▸ **Entries**:
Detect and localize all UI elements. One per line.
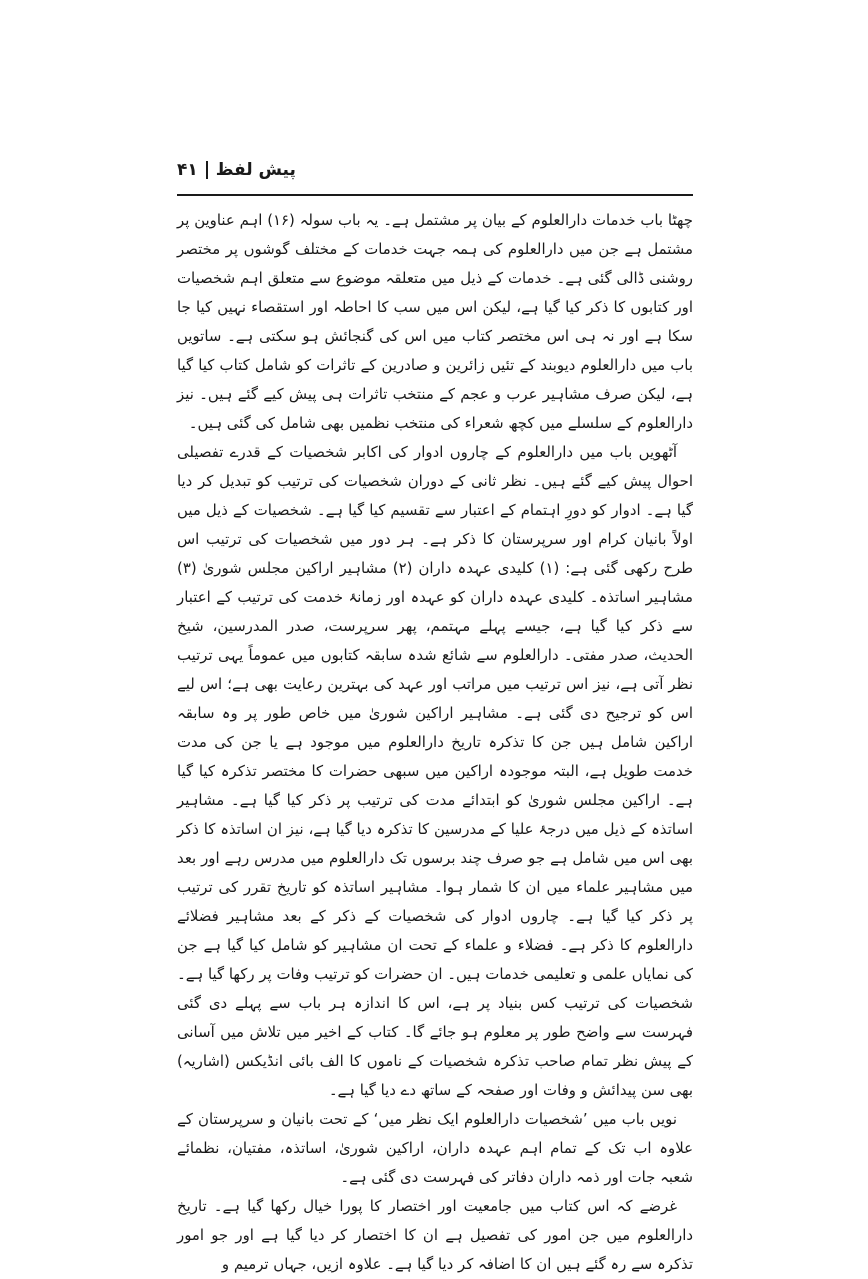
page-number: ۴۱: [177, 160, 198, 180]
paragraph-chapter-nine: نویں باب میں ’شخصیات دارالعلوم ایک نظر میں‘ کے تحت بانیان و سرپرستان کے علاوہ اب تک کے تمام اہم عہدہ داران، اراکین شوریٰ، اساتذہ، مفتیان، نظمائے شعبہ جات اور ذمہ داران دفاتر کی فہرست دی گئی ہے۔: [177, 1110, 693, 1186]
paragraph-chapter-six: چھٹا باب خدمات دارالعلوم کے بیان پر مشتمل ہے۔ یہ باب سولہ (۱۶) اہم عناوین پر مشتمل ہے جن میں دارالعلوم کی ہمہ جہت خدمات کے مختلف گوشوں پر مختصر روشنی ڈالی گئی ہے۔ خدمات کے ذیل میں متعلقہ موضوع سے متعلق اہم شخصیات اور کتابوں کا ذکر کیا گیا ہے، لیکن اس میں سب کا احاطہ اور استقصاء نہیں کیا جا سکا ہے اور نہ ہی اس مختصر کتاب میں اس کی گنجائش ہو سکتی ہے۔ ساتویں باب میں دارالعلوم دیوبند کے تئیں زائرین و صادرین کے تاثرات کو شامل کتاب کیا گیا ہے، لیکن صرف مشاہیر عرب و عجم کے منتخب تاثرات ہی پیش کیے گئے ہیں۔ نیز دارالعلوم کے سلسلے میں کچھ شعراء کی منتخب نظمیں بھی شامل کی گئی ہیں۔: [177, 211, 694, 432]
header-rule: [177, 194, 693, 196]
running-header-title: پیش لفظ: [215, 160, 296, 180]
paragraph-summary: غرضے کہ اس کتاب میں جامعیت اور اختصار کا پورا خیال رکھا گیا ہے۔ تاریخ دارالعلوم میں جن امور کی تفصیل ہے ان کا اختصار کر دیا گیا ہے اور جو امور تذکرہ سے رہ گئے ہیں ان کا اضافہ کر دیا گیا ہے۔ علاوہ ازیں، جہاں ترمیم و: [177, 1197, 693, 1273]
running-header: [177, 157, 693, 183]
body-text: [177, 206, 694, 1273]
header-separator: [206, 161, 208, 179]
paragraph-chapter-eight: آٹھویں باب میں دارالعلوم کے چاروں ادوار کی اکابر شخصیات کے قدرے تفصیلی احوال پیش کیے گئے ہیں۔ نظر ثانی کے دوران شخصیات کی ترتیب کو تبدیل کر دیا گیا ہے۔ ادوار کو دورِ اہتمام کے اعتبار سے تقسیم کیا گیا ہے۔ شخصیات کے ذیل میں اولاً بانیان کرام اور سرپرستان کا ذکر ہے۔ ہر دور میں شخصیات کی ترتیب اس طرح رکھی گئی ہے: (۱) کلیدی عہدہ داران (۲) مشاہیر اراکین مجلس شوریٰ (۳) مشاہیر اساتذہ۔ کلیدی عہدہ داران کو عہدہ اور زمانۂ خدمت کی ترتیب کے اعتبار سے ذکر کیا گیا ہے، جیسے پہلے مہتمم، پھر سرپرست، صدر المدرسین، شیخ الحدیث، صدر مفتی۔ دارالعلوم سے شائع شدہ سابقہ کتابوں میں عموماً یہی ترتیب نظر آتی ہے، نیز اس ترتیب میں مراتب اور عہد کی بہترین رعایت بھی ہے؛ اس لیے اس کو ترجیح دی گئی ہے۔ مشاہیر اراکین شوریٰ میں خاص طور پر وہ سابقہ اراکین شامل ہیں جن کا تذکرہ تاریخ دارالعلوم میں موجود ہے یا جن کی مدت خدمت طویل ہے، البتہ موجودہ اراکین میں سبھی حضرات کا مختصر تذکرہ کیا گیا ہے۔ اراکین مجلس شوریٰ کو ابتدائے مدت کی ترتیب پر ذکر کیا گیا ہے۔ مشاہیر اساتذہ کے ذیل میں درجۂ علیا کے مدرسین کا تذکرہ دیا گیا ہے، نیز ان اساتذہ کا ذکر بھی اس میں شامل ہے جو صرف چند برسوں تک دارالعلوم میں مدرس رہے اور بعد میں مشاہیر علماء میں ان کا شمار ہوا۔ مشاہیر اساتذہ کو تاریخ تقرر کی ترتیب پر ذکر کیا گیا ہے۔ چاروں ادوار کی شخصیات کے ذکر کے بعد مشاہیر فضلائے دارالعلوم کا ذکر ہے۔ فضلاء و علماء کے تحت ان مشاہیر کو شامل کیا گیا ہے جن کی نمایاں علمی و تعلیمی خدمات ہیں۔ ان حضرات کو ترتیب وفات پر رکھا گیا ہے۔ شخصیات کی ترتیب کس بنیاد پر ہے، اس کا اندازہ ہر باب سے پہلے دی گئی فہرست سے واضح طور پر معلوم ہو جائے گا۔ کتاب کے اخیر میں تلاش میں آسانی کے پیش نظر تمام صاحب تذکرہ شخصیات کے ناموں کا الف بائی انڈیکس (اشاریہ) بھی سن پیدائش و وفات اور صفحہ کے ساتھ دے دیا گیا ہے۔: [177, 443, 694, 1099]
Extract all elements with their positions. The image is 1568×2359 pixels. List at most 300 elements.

▸ **What this task involves**: Format the rows as a numbered list, leaving out blank lines, covering only the part that opens with the line containing "page-number: ۴۱: [177, 160, 198, 180]" and closes with the line containing "header-separator: [206, 161, 208, 179]", both ends included.

▸ **Reply**:
1. page-number: ۴۱: [177, 160, 198, 180]
2. paragraph-chapter-nine: نویں باب میں ’شخصیات دارالعلوم ایک نظر میں‘ کے تحت بانیان و سرپرستان کے علاوہ اب تک کے تمام اہم عہدہ داران، اراکین شوریٰ، اساتذہ، مفتیان، نظمائے شعبہ جات اور ذمہ داران دفاتر کی فہرست دی گئی ہے۔: [177, 1110, 693, 1186]
3. paragraph-chapter-six: چھٹا باب خدمات دارالعلوم کے بیان پر مشتمل ہے۔ یہ باب سولہ (۱۶) اہم عناوین پر مشتمل ہے جن میں دارالعلوم کی ہمہ جہت خدمات کے مختلف گوشوں پر مختصر روشنی ڈالی گئی ہے۔ خدمات کے ذیل میں متعلقہ موضوع سے متعلق اہم شخصیات اور کتابوں کا ذکر کیا گیا ہے، لیکن اس میں سب کا احاطہ اور استقصاء نہیں کیا جا سکا ہے اور نہ ہی اس مختصر کتاب میں اس کی گنجائش ہو سکتی ہے۔ ساتویں باب میں دارالعلوم دیوبند کے تئیں زائرین و صادرین کے تاثرات کو شامل کتاب کیا گیا ہے، لیکن صرف مشاہیر عرب و عجم کے منتخب تاثرات ہی پیش کیے گئے ہیں۔ نیز دارالعلوم کے سلسلے میں کچھ شعراء کی منتخب نظمیں بھی شامل کی گئی ہیں۔: [177, 211, 694, 432]
4. header-rule: [177, 194, 693, 196]
5. running-header-title: پیش لفظ: [215, 160, 296, 180]
6. paragraph-summary: غرضے کہ اس کتاب میں جامعیت اور اختصار کا پورا خیال رکھا گیا ہے۔ تاریخ دارالعلوم میں جن امور کی تفصیل ہے ان کا اختصار کر دیا گیا ہے اور جو امور تذکرہ سے رہ گئے ہیں ان کا اضافہ کر دیا گیا ہے۔ علاوہ ازیں، جہاں ترمیم و: [177, 1197, 693, 1273]
7. running-header: [177, 157, 693, 183]
8. body-text: [177, 206, 694, 1273]
9. header-separator: [206, 161, 208, 179]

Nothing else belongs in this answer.